▶ **What you have to do**
Among the lines below, list those containing the string "JSON".

▶ **Excerpted data**
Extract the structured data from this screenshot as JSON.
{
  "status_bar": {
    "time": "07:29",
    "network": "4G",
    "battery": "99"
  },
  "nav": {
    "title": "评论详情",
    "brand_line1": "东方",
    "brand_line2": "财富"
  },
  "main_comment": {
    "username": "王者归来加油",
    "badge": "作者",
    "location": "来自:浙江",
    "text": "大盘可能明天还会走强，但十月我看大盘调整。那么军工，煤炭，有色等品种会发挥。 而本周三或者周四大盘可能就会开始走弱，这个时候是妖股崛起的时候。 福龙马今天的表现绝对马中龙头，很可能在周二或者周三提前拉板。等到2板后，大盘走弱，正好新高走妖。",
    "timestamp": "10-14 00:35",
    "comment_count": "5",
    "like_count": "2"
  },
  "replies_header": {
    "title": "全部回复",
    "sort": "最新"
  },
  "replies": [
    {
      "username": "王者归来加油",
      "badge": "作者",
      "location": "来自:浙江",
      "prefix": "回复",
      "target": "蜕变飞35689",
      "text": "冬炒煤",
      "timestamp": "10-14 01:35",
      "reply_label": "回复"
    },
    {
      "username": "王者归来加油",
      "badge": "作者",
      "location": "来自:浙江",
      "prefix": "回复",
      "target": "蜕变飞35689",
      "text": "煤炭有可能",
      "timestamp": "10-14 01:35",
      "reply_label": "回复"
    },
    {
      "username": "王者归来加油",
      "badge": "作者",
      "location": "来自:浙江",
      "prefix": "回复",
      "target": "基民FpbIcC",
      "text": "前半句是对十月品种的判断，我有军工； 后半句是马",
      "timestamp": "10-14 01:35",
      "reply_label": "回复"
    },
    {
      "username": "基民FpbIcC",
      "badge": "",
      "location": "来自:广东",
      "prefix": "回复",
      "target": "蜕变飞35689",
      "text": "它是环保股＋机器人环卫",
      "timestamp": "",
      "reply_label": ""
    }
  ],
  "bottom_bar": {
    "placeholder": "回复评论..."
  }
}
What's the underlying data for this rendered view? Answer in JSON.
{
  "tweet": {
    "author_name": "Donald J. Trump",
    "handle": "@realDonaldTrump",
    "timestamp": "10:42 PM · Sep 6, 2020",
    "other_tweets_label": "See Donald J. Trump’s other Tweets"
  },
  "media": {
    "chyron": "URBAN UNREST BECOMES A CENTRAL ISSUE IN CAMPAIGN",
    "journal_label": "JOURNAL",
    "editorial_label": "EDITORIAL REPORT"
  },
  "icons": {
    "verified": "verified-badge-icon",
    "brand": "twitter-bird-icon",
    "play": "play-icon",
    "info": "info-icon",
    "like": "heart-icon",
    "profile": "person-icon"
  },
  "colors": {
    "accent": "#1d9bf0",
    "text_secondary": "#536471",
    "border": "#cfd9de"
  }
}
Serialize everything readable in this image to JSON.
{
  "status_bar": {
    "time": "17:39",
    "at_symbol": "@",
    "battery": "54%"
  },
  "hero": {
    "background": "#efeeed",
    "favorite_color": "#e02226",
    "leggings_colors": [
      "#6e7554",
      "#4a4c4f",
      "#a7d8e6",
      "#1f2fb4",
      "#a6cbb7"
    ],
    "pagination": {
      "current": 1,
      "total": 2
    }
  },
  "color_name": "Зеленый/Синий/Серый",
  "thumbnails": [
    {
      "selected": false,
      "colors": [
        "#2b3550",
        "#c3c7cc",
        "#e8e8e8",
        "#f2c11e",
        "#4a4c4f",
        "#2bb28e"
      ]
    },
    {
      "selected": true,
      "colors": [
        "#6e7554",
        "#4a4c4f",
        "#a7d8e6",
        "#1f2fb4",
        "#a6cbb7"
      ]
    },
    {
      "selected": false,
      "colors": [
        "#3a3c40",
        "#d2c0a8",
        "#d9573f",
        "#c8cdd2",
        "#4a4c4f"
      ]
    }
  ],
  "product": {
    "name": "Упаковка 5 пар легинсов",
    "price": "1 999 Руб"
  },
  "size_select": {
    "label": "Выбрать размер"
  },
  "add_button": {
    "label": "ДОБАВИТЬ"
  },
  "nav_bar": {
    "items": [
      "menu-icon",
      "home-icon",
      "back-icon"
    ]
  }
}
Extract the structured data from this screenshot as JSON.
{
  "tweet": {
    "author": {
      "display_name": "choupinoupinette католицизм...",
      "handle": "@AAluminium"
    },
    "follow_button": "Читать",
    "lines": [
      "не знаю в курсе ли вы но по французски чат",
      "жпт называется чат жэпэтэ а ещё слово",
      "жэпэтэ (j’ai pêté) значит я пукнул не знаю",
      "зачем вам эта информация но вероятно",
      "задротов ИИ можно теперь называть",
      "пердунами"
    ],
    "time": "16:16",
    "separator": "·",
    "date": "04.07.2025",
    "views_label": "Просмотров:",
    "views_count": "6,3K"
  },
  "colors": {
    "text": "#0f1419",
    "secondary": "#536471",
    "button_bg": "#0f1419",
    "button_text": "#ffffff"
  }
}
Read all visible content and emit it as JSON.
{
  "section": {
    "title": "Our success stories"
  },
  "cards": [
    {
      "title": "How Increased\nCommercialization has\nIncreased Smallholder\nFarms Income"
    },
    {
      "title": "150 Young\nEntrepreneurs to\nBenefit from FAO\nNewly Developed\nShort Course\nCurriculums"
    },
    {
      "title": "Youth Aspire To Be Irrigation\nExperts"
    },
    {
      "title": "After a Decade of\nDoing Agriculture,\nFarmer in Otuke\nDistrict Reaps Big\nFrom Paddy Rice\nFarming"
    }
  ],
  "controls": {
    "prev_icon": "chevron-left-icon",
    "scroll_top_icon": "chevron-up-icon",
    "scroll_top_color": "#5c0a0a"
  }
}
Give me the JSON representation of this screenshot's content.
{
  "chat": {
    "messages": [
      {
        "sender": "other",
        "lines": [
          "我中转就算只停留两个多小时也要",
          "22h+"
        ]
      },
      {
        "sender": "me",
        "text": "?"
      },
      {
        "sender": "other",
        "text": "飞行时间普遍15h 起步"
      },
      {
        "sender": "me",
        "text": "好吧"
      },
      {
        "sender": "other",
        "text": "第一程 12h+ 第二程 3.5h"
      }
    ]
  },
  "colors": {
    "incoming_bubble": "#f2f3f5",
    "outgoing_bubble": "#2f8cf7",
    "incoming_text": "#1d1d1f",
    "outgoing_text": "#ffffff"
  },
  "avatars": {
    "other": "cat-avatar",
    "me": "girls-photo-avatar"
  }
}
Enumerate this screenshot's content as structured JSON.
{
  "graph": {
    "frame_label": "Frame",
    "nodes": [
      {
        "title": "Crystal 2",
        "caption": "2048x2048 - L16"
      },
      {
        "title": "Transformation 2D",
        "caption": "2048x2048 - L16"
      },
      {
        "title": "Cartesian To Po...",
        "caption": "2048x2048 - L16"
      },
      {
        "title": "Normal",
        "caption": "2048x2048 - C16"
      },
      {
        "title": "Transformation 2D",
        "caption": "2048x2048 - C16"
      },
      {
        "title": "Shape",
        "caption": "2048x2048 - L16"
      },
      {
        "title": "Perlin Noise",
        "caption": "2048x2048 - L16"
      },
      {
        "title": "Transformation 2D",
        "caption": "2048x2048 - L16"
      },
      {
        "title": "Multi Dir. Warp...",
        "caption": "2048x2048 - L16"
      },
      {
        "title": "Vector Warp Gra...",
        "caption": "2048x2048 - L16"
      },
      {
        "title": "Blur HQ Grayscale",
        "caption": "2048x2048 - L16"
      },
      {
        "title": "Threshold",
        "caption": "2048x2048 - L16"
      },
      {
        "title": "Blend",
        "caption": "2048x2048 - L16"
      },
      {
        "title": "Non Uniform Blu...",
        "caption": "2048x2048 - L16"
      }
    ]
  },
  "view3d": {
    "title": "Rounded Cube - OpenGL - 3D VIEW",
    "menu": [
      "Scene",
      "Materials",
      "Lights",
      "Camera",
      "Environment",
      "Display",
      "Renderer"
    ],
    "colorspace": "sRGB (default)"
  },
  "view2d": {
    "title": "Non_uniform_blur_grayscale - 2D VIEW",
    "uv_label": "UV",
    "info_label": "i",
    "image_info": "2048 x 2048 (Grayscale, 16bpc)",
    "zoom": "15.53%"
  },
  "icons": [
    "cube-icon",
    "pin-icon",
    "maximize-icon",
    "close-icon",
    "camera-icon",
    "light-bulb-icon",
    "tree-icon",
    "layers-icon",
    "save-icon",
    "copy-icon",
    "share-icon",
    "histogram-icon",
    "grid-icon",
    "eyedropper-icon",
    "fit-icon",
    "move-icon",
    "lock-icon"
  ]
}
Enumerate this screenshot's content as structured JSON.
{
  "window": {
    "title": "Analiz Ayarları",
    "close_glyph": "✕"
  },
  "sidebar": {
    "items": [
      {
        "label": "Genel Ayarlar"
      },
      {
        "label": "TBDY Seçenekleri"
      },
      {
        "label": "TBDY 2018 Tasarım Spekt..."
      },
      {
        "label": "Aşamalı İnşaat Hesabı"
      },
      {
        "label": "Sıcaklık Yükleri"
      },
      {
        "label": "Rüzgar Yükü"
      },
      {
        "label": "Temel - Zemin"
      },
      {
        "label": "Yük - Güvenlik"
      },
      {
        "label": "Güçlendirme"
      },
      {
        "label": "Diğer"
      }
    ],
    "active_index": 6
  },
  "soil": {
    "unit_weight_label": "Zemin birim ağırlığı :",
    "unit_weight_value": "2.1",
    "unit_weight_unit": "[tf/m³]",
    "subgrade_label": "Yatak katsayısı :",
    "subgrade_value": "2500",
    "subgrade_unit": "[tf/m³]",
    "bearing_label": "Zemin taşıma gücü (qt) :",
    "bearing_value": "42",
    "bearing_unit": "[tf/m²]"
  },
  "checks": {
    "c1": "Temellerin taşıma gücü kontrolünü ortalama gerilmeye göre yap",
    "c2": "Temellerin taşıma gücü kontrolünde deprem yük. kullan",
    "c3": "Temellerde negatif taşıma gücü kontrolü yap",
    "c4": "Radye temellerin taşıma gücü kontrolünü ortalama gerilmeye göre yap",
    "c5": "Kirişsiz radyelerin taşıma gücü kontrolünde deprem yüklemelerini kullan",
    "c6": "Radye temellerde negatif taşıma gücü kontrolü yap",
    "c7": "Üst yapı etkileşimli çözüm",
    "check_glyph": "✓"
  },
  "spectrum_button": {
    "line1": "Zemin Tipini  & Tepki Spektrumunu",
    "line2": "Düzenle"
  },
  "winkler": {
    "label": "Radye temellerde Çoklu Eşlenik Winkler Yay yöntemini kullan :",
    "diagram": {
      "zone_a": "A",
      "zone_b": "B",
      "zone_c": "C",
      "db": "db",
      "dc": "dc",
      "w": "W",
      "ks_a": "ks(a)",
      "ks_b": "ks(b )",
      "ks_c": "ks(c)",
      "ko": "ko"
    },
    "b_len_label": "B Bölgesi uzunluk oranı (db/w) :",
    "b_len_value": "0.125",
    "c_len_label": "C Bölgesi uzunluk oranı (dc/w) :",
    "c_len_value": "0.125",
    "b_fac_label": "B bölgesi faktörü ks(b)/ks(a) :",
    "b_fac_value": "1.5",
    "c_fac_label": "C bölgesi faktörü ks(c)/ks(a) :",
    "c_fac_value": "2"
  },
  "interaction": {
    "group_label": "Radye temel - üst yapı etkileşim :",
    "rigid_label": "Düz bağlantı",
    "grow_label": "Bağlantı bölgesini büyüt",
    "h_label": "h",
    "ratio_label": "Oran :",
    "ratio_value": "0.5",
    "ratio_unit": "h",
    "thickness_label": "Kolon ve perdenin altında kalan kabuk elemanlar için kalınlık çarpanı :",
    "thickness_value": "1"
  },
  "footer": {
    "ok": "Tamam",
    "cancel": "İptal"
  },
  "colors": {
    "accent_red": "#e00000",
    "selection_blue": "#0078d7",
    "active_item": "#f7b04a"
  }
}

▶ **Task answer**
Extract the structured data from this screenshot as JSON.
What's the underlying data for this rendered view? Answer in JSON.
Serialize everything readable in this image to JSON.
Extract the structured data from this screenshot as JSON.
Read all visible content and emit it as JSON.
Give me the JSON representation of this screenshot's content.
Enumerate this screenshot's content as structured JSON.
Enumerate this screenshot's content as structured JSON.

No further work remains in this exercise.